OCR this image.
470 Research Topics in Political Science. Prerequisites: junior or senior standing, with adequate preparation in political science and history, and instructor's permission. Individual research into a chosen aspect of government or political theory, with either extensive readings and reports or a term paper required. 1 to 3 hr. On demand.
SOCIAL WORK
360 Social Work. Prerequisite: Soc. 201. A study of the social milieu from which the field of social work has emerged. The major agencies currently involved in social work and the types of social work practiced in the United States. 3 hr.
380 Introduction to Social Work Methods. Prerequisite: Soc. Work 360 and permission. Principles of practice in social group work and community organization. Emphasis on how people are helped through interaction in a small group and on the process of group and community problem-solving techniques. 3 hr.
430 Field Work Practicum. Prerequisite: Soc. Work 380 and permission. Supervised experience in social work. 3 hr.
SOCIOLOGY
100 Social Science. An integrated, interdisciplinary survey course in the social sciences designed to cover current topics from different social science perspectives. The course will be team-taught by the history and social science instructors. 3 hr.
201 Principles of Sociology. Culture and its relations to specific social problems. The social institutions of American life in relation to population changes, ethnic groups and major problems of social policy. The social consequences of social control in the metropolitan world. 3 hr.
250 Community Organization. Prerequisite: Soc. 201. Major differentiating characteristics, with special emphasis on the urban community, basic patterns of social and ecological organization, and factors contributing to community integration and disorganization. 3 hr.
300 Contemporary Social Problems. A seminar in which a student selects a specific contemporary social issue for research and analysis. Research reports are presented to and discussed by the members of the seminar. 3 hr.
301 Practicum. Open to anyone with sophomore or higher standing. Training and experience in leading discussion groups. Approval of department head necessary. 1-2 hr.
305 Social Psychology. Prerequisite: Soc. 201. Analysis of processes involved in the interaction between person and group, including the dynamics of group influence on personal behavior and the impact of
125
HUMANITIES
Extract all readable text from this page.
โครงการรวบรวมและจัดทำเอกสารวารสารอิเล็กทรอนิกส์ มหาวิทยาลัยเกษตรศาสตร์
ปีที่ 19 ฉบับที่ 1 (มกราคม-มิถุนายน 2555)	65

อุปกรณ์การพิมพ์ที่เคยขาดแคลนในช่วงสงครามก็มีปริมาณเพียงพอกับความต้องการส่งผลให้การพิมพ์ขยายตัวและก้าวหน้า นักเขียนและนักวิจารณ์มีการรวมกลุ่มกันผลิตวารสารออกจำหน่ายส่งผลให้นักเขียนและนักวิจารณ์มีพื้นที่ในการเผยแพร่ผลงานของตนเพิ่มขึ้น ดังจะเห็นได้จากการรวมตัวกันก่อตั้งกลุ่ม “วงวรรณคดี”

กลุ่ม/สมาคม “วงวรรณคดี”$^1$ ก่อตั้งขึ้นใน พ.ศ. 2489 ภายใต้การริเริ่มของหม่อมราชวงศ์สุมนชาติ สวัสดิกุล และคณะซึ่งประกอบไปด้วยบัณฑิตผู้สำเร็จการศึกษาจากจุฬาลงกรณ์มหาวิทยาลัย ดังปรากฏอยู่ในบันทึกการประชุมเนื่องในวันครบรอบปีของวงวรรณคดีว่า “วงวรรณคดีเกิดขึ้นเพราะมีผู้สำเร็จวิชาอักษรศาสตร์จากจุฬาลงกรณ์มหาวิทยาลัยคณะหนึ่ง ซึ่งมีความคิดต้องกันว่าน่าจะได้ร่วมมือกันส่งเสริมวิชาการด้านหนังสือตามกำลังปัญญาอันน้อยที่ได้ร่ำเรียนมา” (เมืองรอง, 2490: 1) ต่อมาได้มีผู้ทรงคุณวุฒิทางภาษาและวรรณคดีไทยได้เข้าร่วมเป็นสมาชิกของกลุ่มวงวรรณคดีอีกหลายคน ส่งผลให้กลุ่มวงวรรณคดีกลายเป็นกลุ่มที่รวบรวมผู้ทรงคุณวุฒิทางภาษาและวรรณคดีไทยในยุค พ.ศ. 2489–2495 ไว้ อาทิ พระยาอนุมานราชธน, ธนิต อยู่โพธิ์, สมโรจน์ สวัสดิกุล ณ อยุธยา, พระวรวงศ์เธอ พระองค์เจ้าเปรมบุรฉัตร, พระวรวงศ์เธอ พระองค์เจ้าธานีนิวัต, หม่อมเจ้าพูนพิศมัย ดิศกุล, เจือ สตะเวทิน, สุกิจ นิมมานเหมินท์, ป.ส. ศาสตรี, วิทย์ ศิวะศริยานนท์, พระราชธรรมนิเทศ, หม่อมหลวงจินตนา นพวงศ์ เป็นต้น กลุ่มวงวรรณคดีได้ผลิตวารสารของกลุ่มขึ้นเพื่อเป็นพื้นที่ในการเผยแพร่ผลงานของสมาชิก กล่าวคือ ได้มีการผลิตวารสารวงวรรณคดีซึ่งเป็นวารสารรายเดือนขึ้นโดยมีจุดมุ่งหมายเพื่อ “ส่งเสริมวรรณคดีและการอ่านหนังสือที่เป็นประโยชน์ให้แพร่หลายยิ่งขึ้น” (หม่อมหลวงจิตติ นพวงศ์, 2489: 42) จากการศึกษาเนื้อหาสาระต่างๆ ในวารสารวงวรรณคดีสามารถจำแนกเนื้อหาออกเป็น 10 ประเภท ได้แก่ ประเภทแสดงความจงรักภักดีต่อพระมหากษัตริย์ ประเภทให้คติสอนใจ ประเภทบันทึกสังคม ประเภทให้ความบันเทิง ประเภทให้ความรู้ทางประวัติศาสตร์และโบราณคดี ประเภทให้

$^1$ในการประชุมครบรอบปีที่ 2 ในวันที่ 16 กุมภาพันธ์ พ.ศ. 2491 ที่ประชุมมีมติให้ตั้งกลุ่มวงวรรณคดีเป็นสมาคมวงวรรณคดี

***

Exercise prompt:
Quote all of the entries exactly as they appear.

Result:
OCR this image.
470 Research Topics in Political Science. Prerequisites: junior or senior standing, with adequate preparation in political science and history, and instructor's permission. Individual research into a chosen aspect of government or political theory, with either extensive readings and reports or a term paper required. 1 to 3 hr. On demand.
SOCIAL WORK
360 Social Work. Prerequisite: Soc. 201. A study of the social milieu from which the field of social work has emerged. The major agencies currently involved in social work and the types of social work practiced in the United States. 3 hr.
380 Introduction to Social Work Methods. Prerequisite: Soc. Work 360 and permission. Principles of practice in social group work and community organization. Emphasis on how people are helped through interaction in a small group and on the process of group and community problem-solving techniques. 3 hr.
430 Field Work Practicum. Prerequisite: Soc. Work 380 and permission. Supervised experience in social work. 3 hr.
SOCIOLOGY
100 Social Science. An integrated, interdisciplinary survey course in the social sciences designed to cover current topics from different social science perspectives. The course will be team-taught by the history and social science instructors. 3 hr.
201 Principles of Sociology. Culture and its relations to specific social problems. The social institutions of American life in relation to population changes, ethnic groups and major problems of social policy. The social consequences of social control in the metropolitan world. 3 hr.
250 Community Organization. Prerequisite: Soc. 201. Major differentiating characteristics, with special emphasis on the urban community, basic patterns of social and ecological organization, and factors contributing to community integration and disorganization. 3 hr.
300 Contemporary Social Problems. A seminar in which a student selects a specific contemporary social issue for research and analysis. Research reports are presented to and discussed by the members of the seminar. 3 hr.
301 Practicum. Open to anyone with sophomore or higher standing. Training and experience in leading discussion groups. Approval of department head necessary. 1-2 hr.
305 Social Psychology. Prerequisite: Soc. 201. Analysis of processes involved in the interaction between person and group, including the dynamics of group influence on personal behavior and the impact of
125
HUMANITIES
Extract all readable text from this page.
โครงการรวบรวมและจัดทำเอกสารวารสารอิเล็กทรอนิกส์ มหาวิทยาลัยเกษตรศาสตร์
ปีที่ 19 ฉบับที่ 1 (มกราคม-มิถุนายน 2555)	65

อุปกรณ์การพิมพ์ที่เคยขาดแคลนในช่วงสงครามก็มีปริมาณเพียงพอกับความต้องการส่งผลให้การพิมพ์ขยายตัวและก้าวหน้า นักเขียนและนักวิจารณ์มีการรวมกลุ่มกันผลิตวารสารออกจำหน่ายส่งผลให้นักเขียนและนักวิจารณ์มีพื้นที่ในการเผยแพร่ผลงานของตนเพิ่มขึ้น ดังจะเห็นได้จากการรวมตัวกันก่อตั้งกลุ่ม “วงวรรณคดี”

กลุ่ม/สมาคม “วงวรรณคดี”$^1$ ก่อตั้งขึ้นใน พ.ศ. 2489 ภายใต้การริเริ่มของหม่อมราชวงศ์สุมนชาติ สวัสดิกุล และคณะซึ่งประกอบไปด้วยบัณฑิตผู้สำเร็จการศึกษาจากจุฬาลงกรณ์มหาวิทยาลัย ดังปรากฏอยู่ในบันทึกการประชุมเนื่องในวันครบรอบปีของวงวรรณคดีว่า “วงวรรณคดีเกิดขึ้นเพราะมีผู้สำเร็จวิชาอักษรศาสตร์จากจุฬาลงกรณ์มหาวิทยาลัยคณะหนึ่ง ซึ่งมีความคิดต้องกันว่าน่าจะได้ร่วมมือกันส่งเสริมวิชาการด้านหนังสือตามกำลังปัญญาอันน้อยที่ได้ร่ำเรียนมา” (เมืองรอง, 2490: 1) ต่อมาได้มีผู้ทรงคุณวุฒิทางภาษาและวรรณคดีไทยได้เข้าร่วมเป็นสมาชิกของกลุ่มวงวรรณคดีอีกหลายคน ส่งผลให้กลุ่มวงวรรณคดีกลายเป็นกลุ่มที่รวบรวมผู้ทรงคุณวุฒิทางภาษาและวรรณคดีไทยในยุค พ.ศ. 2489–2495 ไว้ อาทิ พระยาอนุมานราชธน, ธนิต อยู่โพธิ์, สมโรจน์ สวัสดิกุล ณ อยุธยา, พระวรวงศ์เธอ พระองค์เจ้าเปรมบุรฉัตร, พระวรวงศ์เธอ พระองค์เจ้าธานีนิวัต, หม่อมเจ้าพูนพิศมัย ดิศกุล, เจือ สตะเวทิน, สุกิจ นิมมานเหมินท์, ป.ส. ศาสตรี, วิทย์ ศิวะศริยานนท์, พระราชธรรมนิเทศ, หม่อมหลวงจินตนา นพวงศ์ เป็นต้น กลุ่มวงวรรณคดีได้ผลิตวารสารของกลุ่มขึ้นเพื่อเป็นพื้นที่ในการเผยแพร่ผลงานของสมาชิก กล่าวคือ ได้มีการผลิตวารสารวงวรรณคดีซึ่งเป็นวารสารรายเดือนขึ้นโดยมีจุดมุ่งหมายเพื่อ “ส่งเสริมวรรณคดีและการอ่านหนังสือที่เป็นประโยชน์ให้แพร่หลายยิ่งขึ้น” (หม่อมหลวงจิตติ นพวงศ์, 2489: 42) จากการศึกษาเนื้อหาสาระต่างๆ ในวารสารวงวรรณคดีสามารถจำแนกเนื้อหาออกเป็น 10 ประเภท ได้แก่ ประเภทแสดงความจงรักภักดีต่อพระมหากษัตริย์ ประเภทให้คติสอนใจ ประเภทบันทึกสังคม ประเภทให้ความบันเทิง ประเภทให้ความรู้ทางประวัติศาสตร์และโบราณคดี ประเภทให้

$^1$ในการประชุมครบรอบปีที่ 2 ในวันที่ 16 กุมภาพันธ์ พ.ศ. 2491 ที่ประชุมมีมติให้ตั้งกลุ่มวงวรรณคดีเป็นสมาคมวงวรรณคดี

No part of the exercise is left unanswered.